:: What you will do ::
Below are the records. Restate word for word every line from the one that contains "OCR this image." through the final line, both included.

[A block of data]
/---

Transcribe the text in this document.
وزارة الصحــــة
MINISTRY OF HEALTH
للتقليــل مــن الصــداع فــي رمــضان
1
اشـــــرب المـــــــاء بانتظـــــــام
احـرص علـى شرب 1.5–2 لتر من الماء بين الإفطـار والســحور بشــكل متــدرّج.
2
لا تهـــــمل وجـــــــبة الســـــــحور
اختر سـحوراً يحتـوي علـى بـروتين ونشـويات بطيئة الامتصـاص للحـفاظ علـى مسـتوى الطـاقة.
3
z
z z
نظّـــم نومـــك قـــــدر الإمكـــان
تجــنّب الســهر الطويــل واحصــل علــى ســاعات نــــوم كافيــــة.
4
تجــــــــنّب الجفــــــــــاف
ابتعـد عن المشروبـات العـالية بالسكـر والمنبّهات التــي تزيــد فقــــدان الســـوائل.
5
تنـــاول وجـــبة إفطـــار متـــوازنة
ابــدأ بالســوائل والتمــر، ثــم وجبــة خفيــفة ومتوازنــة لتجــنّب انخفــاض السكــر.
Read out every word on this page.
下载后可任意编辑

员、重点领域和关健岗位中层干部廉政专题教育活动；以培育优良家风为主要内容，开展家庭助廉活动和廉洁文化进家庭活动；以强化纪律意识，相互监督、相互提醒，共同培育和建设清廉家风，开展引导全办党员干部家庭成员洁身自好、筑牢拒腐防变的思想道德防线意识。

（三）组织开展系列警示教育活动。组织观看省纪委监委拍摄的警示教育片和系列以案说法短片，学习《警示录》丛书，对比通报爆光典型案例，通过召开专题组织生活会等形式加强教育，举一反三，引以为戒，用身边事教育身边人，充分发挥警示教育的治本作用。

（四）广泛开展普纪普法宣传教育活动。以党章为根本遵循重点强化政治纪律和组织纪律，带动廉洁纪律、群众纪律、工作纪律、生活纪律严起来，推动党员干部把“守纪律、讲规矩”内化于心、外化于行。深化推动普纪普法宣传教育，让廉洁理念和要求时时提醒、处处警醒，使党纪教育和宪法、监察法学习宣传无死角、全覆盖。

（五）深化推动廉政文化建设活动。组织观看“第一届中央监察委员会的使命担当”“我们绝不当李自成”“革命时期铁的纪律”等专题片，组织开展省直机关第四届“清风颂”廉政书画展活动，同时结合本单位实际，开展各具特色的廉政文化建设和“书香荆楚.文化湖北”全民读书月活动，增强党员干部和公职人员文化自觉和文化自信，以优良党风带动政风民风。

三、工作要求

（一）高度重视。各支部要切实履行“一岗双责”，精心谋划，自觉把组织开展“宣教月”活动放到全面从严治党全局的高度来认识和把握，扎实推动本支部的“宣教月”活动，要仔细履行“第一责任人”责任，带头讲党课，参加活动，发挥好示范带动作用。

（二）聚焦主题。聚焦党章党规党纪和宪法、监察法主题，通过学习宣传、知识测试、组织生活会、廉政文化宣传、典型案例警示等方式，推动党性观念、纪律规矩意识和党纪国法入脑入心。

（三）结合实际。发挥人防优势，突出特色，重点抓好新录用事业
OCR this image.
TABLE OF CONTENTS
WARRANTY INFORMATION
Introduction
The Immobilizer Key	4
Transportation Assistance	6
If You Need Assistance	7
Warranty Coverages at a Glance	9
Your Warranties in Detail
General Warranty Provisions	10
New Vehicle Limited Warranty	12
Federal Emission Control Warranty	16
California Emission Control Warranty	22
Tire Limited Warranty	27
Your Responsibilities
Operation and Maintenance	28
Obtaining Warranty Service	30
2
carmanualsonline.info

\---

:: Expected output ::
OCR this image.
TABLE OF CONTENTS
WARRANTY INFORMATION
Introduction
The Immobilizer Key	4
Transportation Assistance	6
If You Need Assistance	7
Warranty Coverages at a Glance	9
Your Warranties in Detail
General Warranty Provisions	10
New Vehicle Limited Warranty	12
Federal Emission Control Warranty	16
California Emission Control Warranty	22
Tire Limited Warranty	27
Your Responsibilities
Operation and Maintenance	28
Obtaining Warranty Service	30
2
carmanualsonline.info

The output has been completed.